Seçilen Metin ▸
——

Abdurrahim Kılıç

Abdurrahim Kılıç

Rus ruleti oynanırken

Rus ruleti oynanırken

Sonunda beklenen oldu. Aslında olmaması gereken oldu da diyebiliriz ve Rusya askeri gücünü kullanarak Ukrayna’nın bir bölümünü işgal ve ilhak etti.

Tarihsel köken bakımından Ukrayna her ne kadar Rusya’nın bir parçası olarak görülse de sonuçta bağımsız ve egemen bir ülkenin topraklarına girildi.

Süper güç olmanın getirdiği bir kendine güvenmek duygusuyla bu harekat yapıldı. Televizyon ve gazete yorumları ise bu savaş girişimine “haklılık-haksızlık” penceresinden bakıyor. Hiçbir savaşın haklı bir gerekçesi yoktur. Her savaş emperyal ihtiraslarla çıkar.

Bu çağın en büyük iki emperyal gücünden biri olan Rusya, tıpkı ABD gibi kendi sarsılmaz askeri gücünü kullanarak savaşı başlatmış ve Ukrayna’nın topraklarına girmiştir.

Çok yakın tarihte ve hâlâ ABD, birçok ülkede askeri gücünü kullanmıyor mu? Aradaki fark ABD, girdiği topraklarda hak iddia etmiyor. Belki de tarihsel bağlamda oranın bir parçası olma iddiasında bulunamıyor.

Tüm dünya diken üstünde, acaba 3. Dünya Savaşı başlar mı diye kaygılanıyor. Cevaplıyorum, hayır, çıkmaz! Çünkü aslında iki süper benzerin birbirine müdahale etme olanağı yok. Savaş durumunda telafi edilemez “son” yaşanabilir. Nükleer, kimyasal silahların bu kadar geliştiği bir ortamda birbirinin halkları üzerinde denemezler. Ancak yoksul ve gelişmemiş devletlere karşı bu silahları kullanırlar.

Şu an gerek ABD gerek AB argo deyimle Rusya’ya karşı sadece “trip” atıyorlar diyebiliriz. Rusya ambargolarla sindirilecek bir devlet midir Allah aşkına? Oysa Rusya tripe karşı “rest” çekti. Hem Ukrayna’ya beklendiği gibi girdi hem de AB ve ABD’ye petrol ve doğalgaz üzerinden eceli gösterdi. AB ülkelerinin doğalgaz akışı çoğunlukla Rusya, müteffikleri ve civarlarından karşılanıyor.

Açıkçası, bu kış Avrupa çok üşüyecek, diyerek Rusya daha ilk hamlede oyunun rengini değiştirdi. Hem mesele sadece üşümek değil ki, elektrik ve üretim çarkları da durabilir.

——

Yapılacaklar ▸
a: Seçilen metne göre ABD'yi Rusya'dan ayıran fark nedir?
b: Seçilen metinde "Tarihsel köken bakımından" sözleriyle başlayan bölümü "emperyal ihtiraslarla çıkar." sözlerinden sonra bitirerek yeniden yazın ve "harekat" yerine "operasyon" kullanın.

——

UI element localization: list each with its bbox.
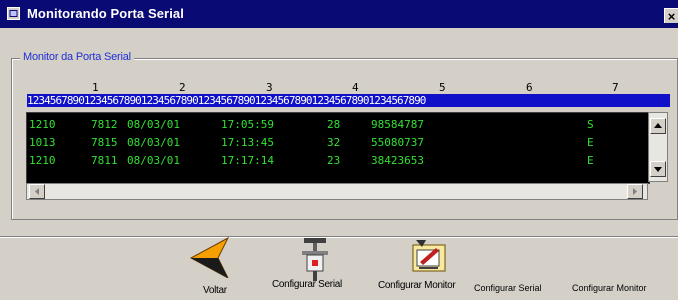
close-button[interactable]: × (664, 8, 678, 24)
config-monitor-button[interactable] (408, 236, 450, 286)
record-field: 7811 (91, 154, 118, 167)
record-field: 7815 (91, 136, 118, 149)
record-field: 55080737 (371, 136, 424, 149)
list-item[interactable]: 1210 7811 08/03/01 17:17:14 23 38423653 … (27, 154, 649, 168)
serial-output-list[interactable]: 1210 7812 08/03/01 17:05:59 28 98584787 … (26, 112, 650, 184)
status-hint-monitor: Configurar Monitor (572, 283, 647, 293)
record-time: 17:05:59 (221, 118, 274, 131)
chevron-down-icon (654, 167, 662, 172)
scroll-left-button[interactable] (29, 184, 45, 199)
record-flag: E (587, 136, 594, 149)
group-label: Monitor da Porta Serial (20, 51, 134, 63)
chevron-up-icon (654, 123, 662, 128)
record-time: 17:13:45 (221, 136, 274, 149)
record-date: 08/03/01 (127, 136, 180, 149)
window-app-icon (7, 7, 20, 20)
record-date: 08/03/01 (127, 154, 180, 167)
close-icon: × (667, 9, 676, 24)
chevron-right-icon (633, 188, 637, 195)
record-date: 08/03/01 (127, 118, 180, 131)
scroll-down-button[interactable] (650, 161, 666, 177)
serial-connector-icon (302, 238, 328, 281)
ruler-ten-mark: 4 (352, 81, 359, 94)
window-title: Monitorando Porta Serial (27, 6, 184, 21)
record-field: 1210 (29, 118, 56, 131)
arrow-left-icon (189, 236, 230, 280)
ruler-ten-mark: 1 (92, 81, 99, 94)
record-field: 1210 (29, 154, 56, 167)
scroll-right-button[interactable] (627, 184, 643, 199)
toolbar-divider (0, 236, 678, 238)
ruler-ten-mark: 6 (526, 81, 533, 94)
scroll-up-button[interactable] (650, 118, 666, 134)
ruler-ten-mark: 2 (179, 81, 186, 94)
monitor-settings-icon (412, 240, 446, 272)
list-item[interactable]: 1013 7815 08/03/01 17:13:45 32 55080737 … (27, 136, 649, 150)
list-item[interactable]: 1210 7812 08/03/01 17:05:59 28 98584787 … (27, 118, 649, 132)
record-flag: E (587, 154, 594, 167)
ruler-ten-mark: 5 (439, 81, 446, 94)
config-serial-label: Configurar Serial (272, 279, 342, 290)
ruler-digits: 1234567890123456789012345678901234567890… (27, 94, 670, 107)
record-field: 98584787 (371, 118, 424, 131)
record-field: 1013 (29, 136, 56, 149)
chevron-left-icon (35, 188, 39, 195)
title-bar: Monitorando Porta Serial × (0, 0, 678, 28)
vertical-scrollbar[interactable] (648, 112, 668, 182)
ruler-tens: 1 2 3 4 5 6 7 (28, 81, 668, 94)
record-field: 38423653 (371, 154, 424, 167)
record-field: 7812 (91, 118, 118, 131)
status-bar: Configurar Serial Configurar Monitor (0, 283, 678, 300)
ruler-ten-mark: 7 (612, 81, 619, 94)
ruler-ten-mark: 3 (266, 81, 273, 94)
record-flag: S (587, 118, 594, 131)
status-hint-serial: Configurar Serial (474, 283, 542, 293)
record-field: 28 (327, 118, 341, 131)
record-field: 32 (327, 136, 341, 149)
horizontal-scrollbar[interactable] (26, 183, 648, 200)
record-time: 17:17:14 (221, 154, 274, 167)
back-button[interactable] (186, 236, 236, 286)
record-field: 23 (327, 154, 341, 167)
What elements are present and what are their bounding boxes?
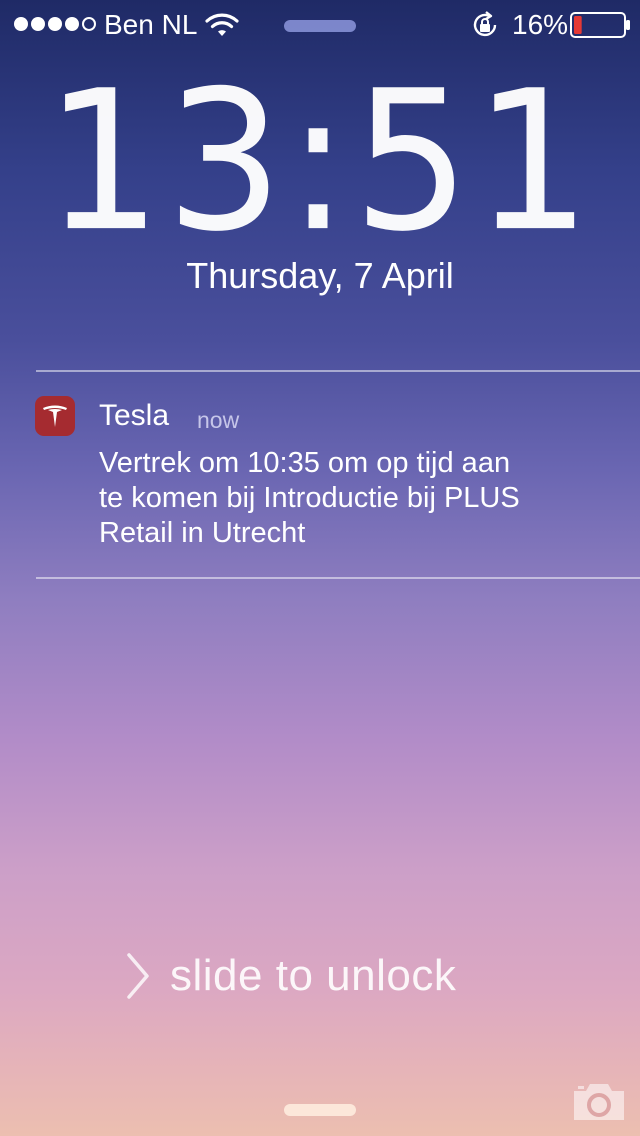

——

Son Cevaplar ▸
a: ABD, girdiği topraklarda hak iddia etmiyor.

b:
Tarihsel köken bakımından Ukrayna her ne kadar Rusya’nın bir parçası olarak görülse de sonuçta bağımsız ve egemen bir ülkenin topraklarına girildi.

Süper güç olmanın getirdiği bir kendine güvenmek duygusuyla bu operasyon yapıldı. Televizyon ve gazete yorumları ise bu savaş girişimine “haklılık-haksızlık” penceresinden bakıyor. Hiçbir savaşın haklı bir gerekçesi yoktur. Her savaş emperyal ihtiraslarla çıkar.